REQUIREMENT: Extract the listing in its entirety, keeping each line identical to the original.

INFORMATION SHOWN:
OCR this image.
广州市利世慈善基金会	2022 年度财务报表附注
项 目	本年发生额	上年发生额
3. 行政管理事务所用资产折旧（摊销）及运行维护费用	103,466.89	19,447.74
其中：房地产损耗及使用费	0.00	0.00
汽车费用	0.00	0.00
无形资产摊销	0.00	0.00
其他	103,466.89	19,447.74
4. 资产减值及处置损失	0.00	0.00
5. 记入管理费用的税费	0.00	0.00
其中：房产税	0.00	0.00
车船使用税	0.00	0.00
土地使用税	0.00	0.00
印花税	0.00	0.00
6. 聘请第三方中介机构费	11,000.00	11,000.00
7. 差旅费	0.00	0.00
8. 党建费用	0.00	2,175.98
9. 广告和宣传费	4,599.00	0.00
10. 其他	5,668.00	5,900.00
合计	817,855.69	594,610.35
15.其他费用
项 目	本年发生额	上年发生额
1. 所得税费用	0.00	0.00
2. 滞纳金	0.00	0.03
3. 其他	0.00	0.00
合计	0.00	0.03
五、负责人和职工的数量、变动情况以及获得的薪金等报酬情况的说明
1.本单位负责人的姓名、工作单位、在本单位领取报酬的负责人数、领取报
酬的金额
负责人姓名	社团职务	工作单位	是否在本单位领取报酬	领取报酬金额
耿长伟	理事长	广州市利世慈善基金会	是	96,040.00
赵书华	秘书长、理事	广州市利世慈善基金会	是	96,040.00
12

SOLUTION TO THE EXERCISE:
OCR this image.
广州市利世慈善基金会	2022 年度财务报表附注
项 目	本年发生额	上年发生额
3. 行政管理事务所用资产折旧（摊销）及运行维护费用	103,466.89	19,447.74
其中：房地产损耗及使用费	0.00	0.00
汽车费用	0.00	0.00
无形资产摊销	0.00	0.00
其他	103,466.89	19,447.74
4. 资产减值及处置损失	0.00	0.00
5. 记入管理费用的税费	0.00	0.00
其中：房产税	0.00	0.00
车船使用税	0.00	0.00
土地使用税	0.00	0.00
印花税	0.00	0.00
6. 聘请第三方中介机构费	11,000.00	11,000.00
7. 差旅费	0.00	0.00
8. 党建费用	0.00	2,175.98
9. 广告和宣传费	4,599.00	0.00
10. 其他	5,668.00	5,900.00
合计	817,855.69	594,610.35
15.其他费用
项 目	本年发生额	上年发生额
1. 所得税费用	0.00	0.00
2. 滞纳金	0.00	0.03
3. 其他	0.00	0.00
合计	0.00	0.03
五、负责人和职工的数量、变动情况以及获得的薪金等报酬情况的说明
1.本单位负责人的姓名、工作单位、在本单位领取报酬的负责人数、领取报
酬的金额
负责人姓名	社团职务	工作单位	是否在本单位领取报酬	领取报酬金额
耿长伟	理事长	广州市利世慈善基金会	是	96,040.00
赵书华	秘书长、理事	广州市利世慈善基金会	是	96,040.00
12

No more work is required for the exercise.